==== RECORD EXTRACTS

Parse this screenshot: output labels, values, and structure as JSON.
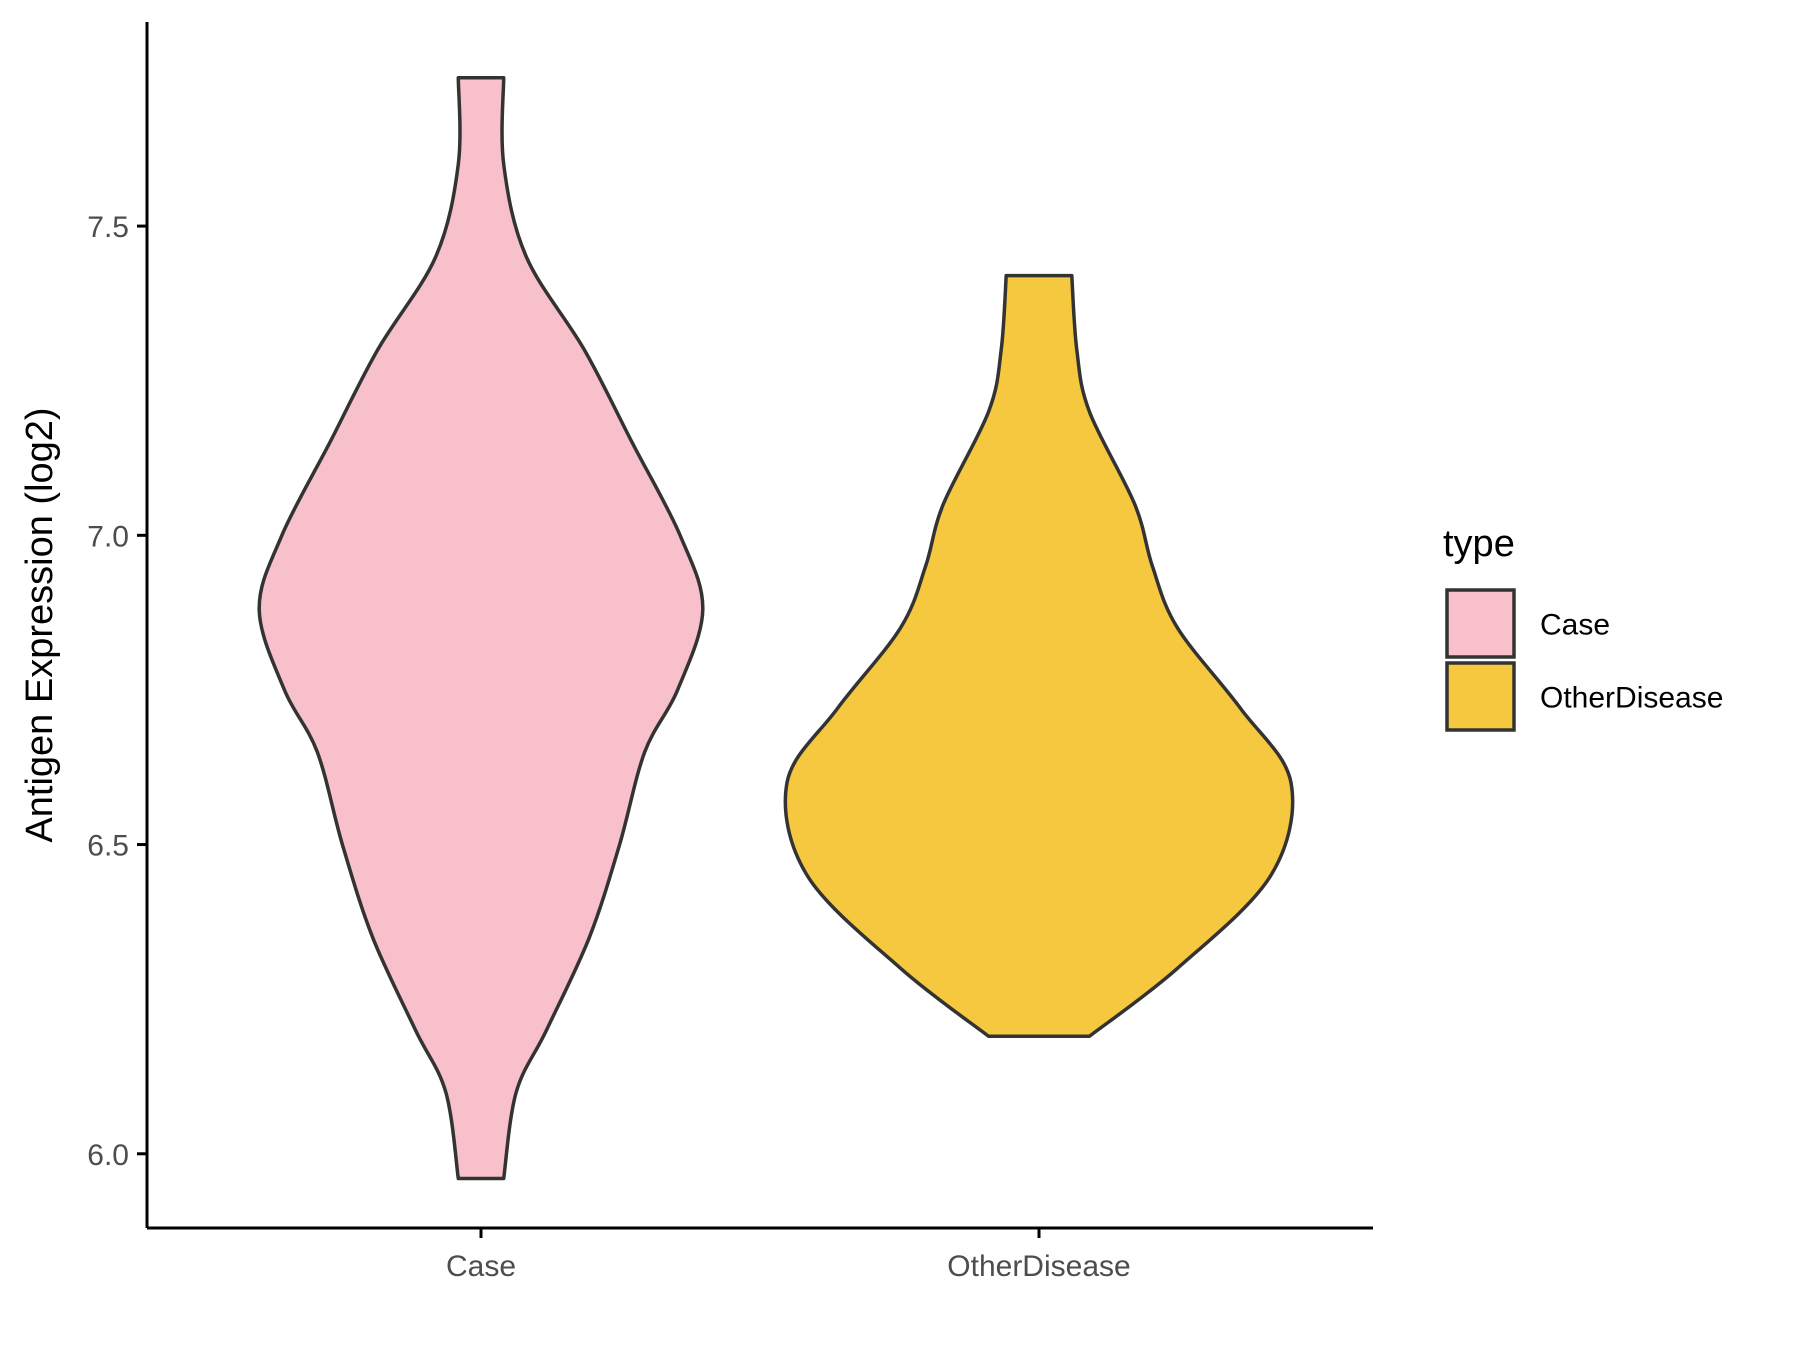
{
  "chart_data": {
    "type": "violin",
    "title": "",
    "xlabel": "",
    "ylabel": "Antigen Expression (log2)",
    "ylim": [
      5.88,
      7.83
    ],
    "yticks": [
      "6.0",
      "6.5",
      "7.0",
      "7.5"
    ],
    "ytick_values": [
      6.0,
      6.5,
      7.0,
      7.5
    ],
    "categories": [
      "Case",
      "OtherDisease"
    ],
    "grid": false,
    "legend": {
      "title": "type",
      "position": "right",
      "entries": [
        "Case",
        "OtherDisease"
      ]
    },
    "series": [
      {
        "name": "Case",
        "color": "#F7C0CB",
        "min": 5.96,
        "max": 7.74,
        "density": [
          [
            5.96,
            0.09
          ],
          [
            6.1,
            0.14
          ],
          [
            6.2,
            0.26
          ],
          [
            6.35,
            0.43
          ],
          [
            6.5,
            0.55
          ],
          [
            6.65,
            0.65
          ],
          [
            6.75,
            0.78
          ],
          [
            6.88,
            0.88
          ],
          [
            7.0,
            0.79
          ],
          [
            7.15,
            0.6
          ],
          [
            7.3,
            0.41
          ],
          [
            7.45,
            0.18
          ],
          [
            7.6,
            0.09
          ],
          [
            7.74,
            0.09
          ]
        ]
      },
      {
        "name": "OtherDisease",
        "color": "#F5C83F",
        "min": 6.19,
        "max": 7.42,
        "density": [
          [
            6.19,
            0.2
          ],
          [
            6.3,
            0.55
          ],
          [
            6.45,
            0.92
          ],
          [
            6.6,
            1.0
          ],
          [
            6.72,
            0.8
          ],
          [
            6.85,
            0.55
          ],
          [
            6.95,
            0.45
          ],
          [
            7.05,
            0.38
          ],
          [
            7.2,
            0.2
          ],
          [
            7.3,
            0.15
          ],
          [
            7.42,
            0.13
          ]
        ]
      }
    ]
  },
  "stroke_color": "#333333",
  "axis_color": "#000000"
}
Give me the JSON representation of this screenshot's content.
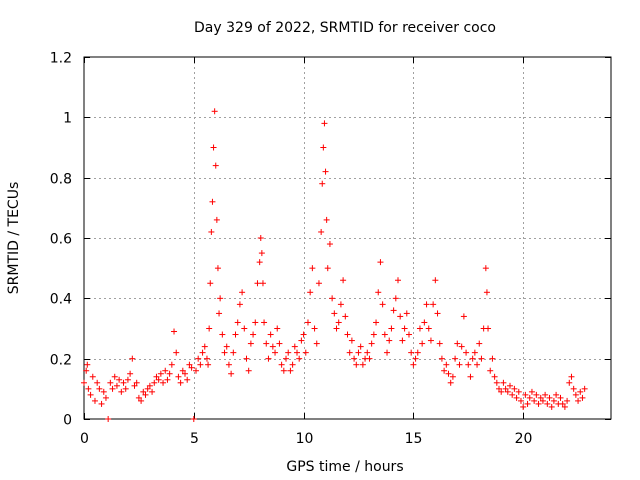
{
  "chart_data": {
    "type": "scatter",
    "title": "Day 329 of 2022, SRMTID for receiver coco",
    "xlabel": "GPS time / hours",
    "ylabel": "SRMTID / TECUs",
    "xlim": [
      0,
      24
    ],
    "ylim": [
      0,
      1.2
    ],
    "xticks": [
      0,
      5,
      10,
      15,
      20
    ],
    "xtick_labels": [
      "0",
      "5",
      "10",
      "15",
      "20"
    ],
    "yticks": [
      0,
      0.2,
      0.4,
      0.6,
      0.8,
      1.0,
      1.2
    ],
    "ytick_labels": [
      "0",
      "0.2",
      "0.4",
      "0.6",
      "0.8",
      "1",
      "1.2"
    ],
    "grid": true,
    "marker": "+",
    "color": "#ff0000",
    "series": [
      {
        "name": "SRMTID",
        "points": [
          [
            0.0,
            0.12
          ],
          [
            0.1,
            0.16
          ],
          [
            0.15,
            0.18
          ],
          [
            0.2,
            0.1
          ],
          [
            0.3,
            0.08
          ],
          [
            0.4,
            0.14
          ],
          [
            0.5,
            0.06
          ],
          [
            0.6,
            0.12
          ],
          [
            0.7,
            0.1
          ],
          [
            0.8,
            0.05
          ],
          [
            0.9,
            0.09
          ],
          [
            1.0,
            0.07
          ],
          [
            1.1,
            0.0
          ],
          [
            1.2,
            0.12
          ],
          [
            1.3,
            0.1
          ],
          [
            1.4,
            0.14
          ],
          [
            1.5,
            0.11
          ],
          [
            1.6,
            0.13
          ],
          [
            1.7,
            0.09
          ],
          [
            1.8,
            0.12
          ],
          [
            1.9,
            0.1
          ],
          [
            2.0,
            0.13
          ],
          [
            2.1,
            0.15
          ],
          [
            2.2,
            0.2
          ],
          [
            2.3,
            0.11
          ],
          [
            2.4,
            0.12
          ],
          [
            2.5,
            0.07
          ],
          [
            2.6,
            0.06
          ],
          [
            2.7,
            0.09
          ],
          [
            2.8,
            0.08
          ],
          [
            2.9,
            0.1
          ],
          [
            3.0,
            0.11
          ],
          [
            3.1,
            0.09
          ],
          [
            3.2,
            0.12
          ],
          [
            3.3,
            0.14
          ],
          [
            3.4,
            0.13
          ],
          [
            3.5,
            0.15
          ],
          [
            3.6,
            0.12
          ],
          [
            3.7,
            0.16
          ],
          [
            3.8,
            0.13
          ],
          [
            3.9,
            0.15
          ],
          [
            4.0,
            0.18
          ],
          [
            4.1,
            0.29
          ],
          [
            4.2,
            0.22
          ],
          [
            4.3,
            0.14
          ],
          [
            4.4,
            0.12
          ],
          [
            4.5,
            0.16
          ],
          [
            4.6,
            0.15
          ],
          [
            4.7,
            0.13
          ],
          [
            4.8,
            0.18
          ],
          [
            4.9,
            0.17
          ],
          [
            5.0,
            0.0
          ],
          [
            5.1,
            0.16
          ],
          [
            5.2,
            0.2
          ],
          [
            5.3,
            0.18
          ],
          [
            5.4,
            0.22
          ],
          [
            5.5,
            0.24
          ],
          [
            5.6,
            0.2
          ],
          [
            5.65,
            0.18
          ],
          [
            5.7,
            0.3
          ],
          [
            5.75,
            0.45
          ],
          [
            5.8,
            0.62
          ],
          [
            5.85,
            0.72
          ],
          [
            5.9,
            0.9
          ],
          [
            5.95,
            1.02
          ],
          [
            6.0,
            0.84
          ],
          [
            6.05,
            0.66
          ],
          [
            6.1,
            0.5
          ],
          [
            6.15,
            0.35
          ],
          [
            6.2,
            0.4
          ],
          [
            6.3,
            0.28
          ],
          [
            6.4,
            0.22
          ],
          [
            6.5,
            0.24
          ],
          [
            6.6,
            0.18
          ],
          [
            6.7,
            0.15
          ],
          [
            6.8,
            0.22
          ],
          [
            6.9,
            0.28
          ],
          [
            7.0,
            0.32
          ],
          [
            7.1,
            0.38
          ],
          [
            7.2,
            0.42
          ],
          [
            7.3,
            0.3
          ],
          [
            7.4,
            0.2
          ],
          [
            7.5,
            0.16
          ],
          [
            7.6,
            0.25
          ],
          [
            7.7,
            0.28
          ],
          [
            7.8,
            0.32
          ],
          [
            7.9,
            0.45
          ],
          [
            8.0,
            0.52
          ],
          [
            8.05,
            0.6
          ],
          [
            8.1,
            0.55
          ],
          [
            8.15,
            0.45
          ],
          [
            8.2,
            0.32
          ],
          [
            8.3,
            0.25
          ],
          [
            8.4,
            0.2
          ],
          [
            8.5,
            0.28
          ],
          [
            8.6,
            0.24
          ],
          [
            8.7,
            0.22
          ],
          [
            8.8,
            0.3
          ],
          [
            8.9,
            0.25
          ],
          [
            9.0,
            0.18
          ],
          [
            9.1,
            0.16
          ],
          [
            9.2,
            0.2
          ],
          [
            9.3,
            0.22
          ],
          [
            9.4,
            0.16
          ],
          [
            9.5,
            0.18
          ],
          [
            9.6,
            0.24
          ],
          [
            9.7,
            0.22
          ],
          [
            9.8,
            0.2
          ],
          [
            9.9,
            0.26
          ],
          [
            10.0,
            0.28
          ],
          [
            10.1,
            0.22
          ],
          [
            10.2,
            0.32
          ],
          [
            10.3,
            0.42
          ],
          [
            10.4,
            0.5
          ],
          [
            10.5,
            0.3
          ],
          [
            10.6,
            0.25
          ],
          [
            10.7,
            0.45
          ],
          [
            10.8,
            0.62
          ],
          [
            10.85,
            0.78
          ],
          [
            10.9,
            0.9
          ],
          [
            10.95,
            0.98
          ],
          [
            11.0,
            0.82
          ],
          [
            11.05,
            0.66
          ],
          [
            11.1,
            0.5
          ],
          [
            11.2,
            0.58
          ],
          [
            11.3,
            0.4
          ],
          [
            11.4,
            0.35
          ],
          [
            11.5,
            0.3
          ],
          [
            11.6,
            0.32
          ],
          [
            11.7,
            0.38
          ],
          [
            11.8,
            0.46
          ],
          [
            11.9,
            0.34
          ],
          [
            12.0,
            0.28
          ],
          [
            12.1,
            0.22
          ],
          [
            12.2,
            0.26
          ],
          [
            12.3,
            0.2
          ],
          [
            12.4,
            0.18
          ],
          [
            12.5,
            0.22
          ],
          [
            12.6,
            0.24
          ],
          [
            12.7,
            0.18
          ],
          [
            12.8,
            0.2
          ],
          [
            12.9,
            0.22
          ],
          [
            13.0,
            0.2
          ],
          [
            13.1,
            0.25
          ],
          [
            13.2,
            0.28
          ],
          [
            13.3,
            0.32
          ],
          [
            13.4,
            0.42
          ],
          [
            13.5,
            0.52
          ],
          [
            13.6,
            0.38
          ],
          [
            13.7,
            0.28
          ],
          [
            13.8,
            0.22
          ],
          [
            13.9,
            0.26
          ],
          [
            14.0,
            0.3
          ],
          [
            14.1,
            0.36
          ],
          [
            14.2,
            0.4
          ],
          [
            14.3,
            0.46
          ],
          [
            14.4,
            0.34
          ],
          [
            14.5,
            0.26
          ],
          [
            14.6,
            0.3
          ],
          [
            14.7,
            0.35
          ],
          [
            14.8,
            0.28
          ],
          [
            14.9,
            0.22
          ],
          [
            15.0,
            0.18
          ],
          [
            15.1,
            0.2
          ],
          [
            15.2,
            0.22
          ],
          [
            15.3,
            0.3
          ],
          [
            15.4,
            0.25
          ],
          [
            15.5,
            0.32
          ],
          [
            15.6,
            0.38
          ],
          [
            15.7,
            0.3
          ],
          [
            15.8,
            0.26
          ],
          [
            15.9,
            0.38
          ],
          [
            16.0,
            0.46
          ],
          [
            16.1,
            0.35
          ],
          [
            16.2,
            0.25
          ],
          [
            16.3,
            0.2
          ],
          [
            16.4,
            0.16
          ],
          [
            16.5,
            0.18
          ],
          [
            16.6,
            0.15
          ],
          [
            16.7,
            0.12
          ],
          [
            16.8,
            0.14
          ],
          [
            16.9,
            0.2
          ],
          [
            17.0,
            0.25
          ],
          [
            17.1,
            0.18
          ],
          [
            17.2,
            0.24
          ],
          [
            17.3,
            0.34
          ],
          [
            17.4,
            0.22
          ],
          [
            17.5,
            0.18
          ],
          [
            17.6,
            0.14
          ],
          [
            17.7,
            0.2
          ],
          [
            17.8,
            0.22
          ],
          [
            17.9,
            0.18
          ],
          [
            18.0,
            0.25
          ],
          [
            18.1,
            0.2
          ],
          [
            18.2,
            0.3
          ],
          [
            18.3,
            0.5
          ],
          [
            18.35,
            0.42
          ],
          [
            18.4,
            0.3
          ],
          [
            18.5,
            0.16
          ],
          [
            18.6,
            0.2
          ],
          [
            18.7,
            0.14
          ],
          [
            18.8,
            0.12
          ],
          [
            18.9,
            0.1
          ],
          [
            19.0,
            0.09
          ],
          [
            19.1,
            0.12
          ],
          [
            19.2,
            0.1
          ],
          [
            19.3,
            0.09
          ],
          [
            19.4,
            0.11
          ],
          [
            19.5,
            0.08
          ],
          [
            19.6,
            0.1
          ],
          [
            19.7,
            0.07
          ],
          [
            19.8,
            0.09
          ],
          [
            19.9,
            0.06
          ],
          [
            20.0,
            0.04
          ],
          [
            20.1,
            0.08
          ],
          [
            20.2,
            0.05
          ],
          [
            20.3,
            0.07
          ],
          [
            20.4,
            0.09
          ],
          [
            20.5,
            0.06
          ],
          [
            20.6,
            0.08
          ],
          [
            20.7,
            0.05
          ],
          [
            20.8,
            0.07
          ],
          [
            20.9,
            0.06
          ],
          [
            21.0,
            0.08
          ],
          [
            21.1,
            0.05
          ],
          [
            21.2,
            0.07
          ],
          [
            21.3,
            0.04
          ],
          [
            21.4,
            0.06
          ],
          [
            21.5,
            0.08
          ],
          [
            21.6,
            0.05
          ],
          [
            21.7,
            0.07
          ],
          [
            21.8,
            0.05
          ],
          [
            21.9,
            0.04
          ],
          [
            22.0,
            0.06
          ],
          [
            22.1,
            0.12
          ],
          [
            22.2,
            0.14
          ],
          [
            22.3,
            0.1
          ],
          [
            22.4,
            0.08
          ],
          [
            22.5,
            0.06
          ],
          [
            22.6,
            0.09
          ],
          [
            22.7,
            0.07
          ],
          [
            22.8,
            0.1
          ]
        ]
      }
    ]
  }
}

========

THE EXERCISE: Pick out and copy the lines of the entries that hold the string "name".

RESULT BELOW:
        "name": "Case",
        "name": "OtherDisease",
        "name": "SRMTID",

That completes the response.